Nothing in the records may be left out or altered; reproduce them all exactly.

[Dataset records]
--

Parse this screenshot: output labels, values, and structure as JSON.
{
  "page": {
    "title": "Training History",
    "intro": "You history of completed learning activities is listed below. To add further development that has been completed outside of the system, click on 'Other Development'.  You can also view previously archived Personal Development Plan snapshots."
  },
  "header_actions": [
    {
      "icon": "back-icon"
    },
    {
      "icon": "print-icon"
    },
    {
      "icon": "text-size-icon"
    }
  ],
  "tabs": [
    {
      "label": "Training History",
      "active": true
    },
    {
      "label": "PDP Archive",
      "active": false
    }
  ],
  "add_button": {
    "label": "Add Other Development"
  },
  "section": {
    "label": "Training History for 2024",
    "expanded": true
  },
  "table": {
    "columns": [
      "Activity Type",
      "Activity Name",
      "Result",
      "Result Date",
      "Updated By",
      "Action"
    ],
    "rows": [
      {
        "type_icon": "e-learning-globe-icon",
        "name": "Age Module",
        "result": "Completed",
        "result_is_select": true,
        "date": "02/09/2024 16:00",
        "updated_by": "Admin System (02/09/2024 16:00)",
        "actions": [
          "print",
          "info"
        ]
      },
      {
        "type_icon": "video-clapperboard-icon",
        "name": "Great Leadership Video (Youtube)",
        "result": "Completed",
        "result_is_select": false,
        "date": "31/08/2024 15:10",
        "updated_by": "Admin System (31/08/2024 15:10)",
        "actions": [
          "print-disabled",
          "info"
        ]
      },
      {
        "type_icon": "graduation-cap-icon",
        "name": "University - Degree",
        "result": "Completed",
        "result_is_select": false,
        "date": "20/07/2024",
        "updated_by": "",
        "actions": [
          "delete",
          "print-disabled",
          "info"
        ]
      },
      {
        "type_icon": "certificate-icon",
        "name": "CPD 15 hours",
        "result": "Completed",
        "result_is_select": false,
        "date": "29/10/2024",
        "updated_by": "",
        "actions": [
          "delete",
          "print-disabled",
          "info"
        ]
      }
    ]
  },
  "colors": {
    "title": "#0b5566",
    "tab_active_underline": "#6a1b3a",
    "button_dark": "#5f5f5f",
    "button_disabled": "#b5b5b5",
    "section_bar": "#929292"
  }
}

--

## Result of this exercise
Parse this screenshot: output labels, values, and structure as JSON.
{
  "page": {
    "title": "Training History",
    "intro": "You history of completed learning activities is listed below. To add further development that has been completed outside of the system, click on 'Other Development'.  You can also view previously archived Personal Development Plan snapshots."
  },
  "header_actions": [
    {
      "icon": "back-icon"
    },
    {
      "icon": "print-icon"
    },
    {
      "icon": "text-size-icon"
    }
  ],
  "tabs": [
    {
      "label": "Training History",
      "active": true
    },
    {
      "label": "PDP Archive",
      "active": false
    }
  ],
  "add_button": {
    "label": "Add Other Development"
  },
  "section": {
    "label": "Training History for 2024",
    "expanded": true
  },
  "table": {
    "columns": [
      "Activity Type",
      "Activity Name",
      "Result",
      "Result Date",
      "Updated By",
      "Action"
    ],
    "rows": [
      {
        "type_icon": "e-learning-globe-icon",
        "name": "Age Module",
        "result": "Completed",
        "result_is_select": true,
        "date": "02/09/2024 16:00",
        "updated_by": "Admin System (02/09/2024 16:00)",
        "actions": [
          "print",
          "info"
        ]
      },
      {
        "type_icon": "video-clapperboard-icon",
        "name": "Great Leadership Video (Youtube)",
        "result": "Completed",
        "result_is_select": false,
        "date": "31/08/2024 15:10",
        "updated_by": "Admin System (31/08/2024 15:10)",
        "actions": [
          "print-disabled",
          "info"
        ]
      },
      {
        "type_icon": "graduation-cap-icon",
        "name": "University - Degree",
        "result": "Completed",
        "result_is_select": false,
        "date": "20/07/2024",
        "updated_by": "",
        "actions": [
          "delete",
          "print-disabled",
          "info"
        ]
      },
      {
        "type_icon": "certificate-icon",
        "name": "CPD 15 hours",
        "result": "Completed",
        "result_is_select": false,
        "date": "29/10/2024",
        "updated_by": "",
        "actions": [
          "delete",
          "print-disabled",
          "info"
        ]
      }
    ]
  },
  "colors": {
    "title": "#0b5566",
    "tab_active_underline": "#6a1b3a",
    "button_dark": "#5f5f5f",
    "button_disabled": "#b5b5b5",
    "section_bar": "#929292"
  }
}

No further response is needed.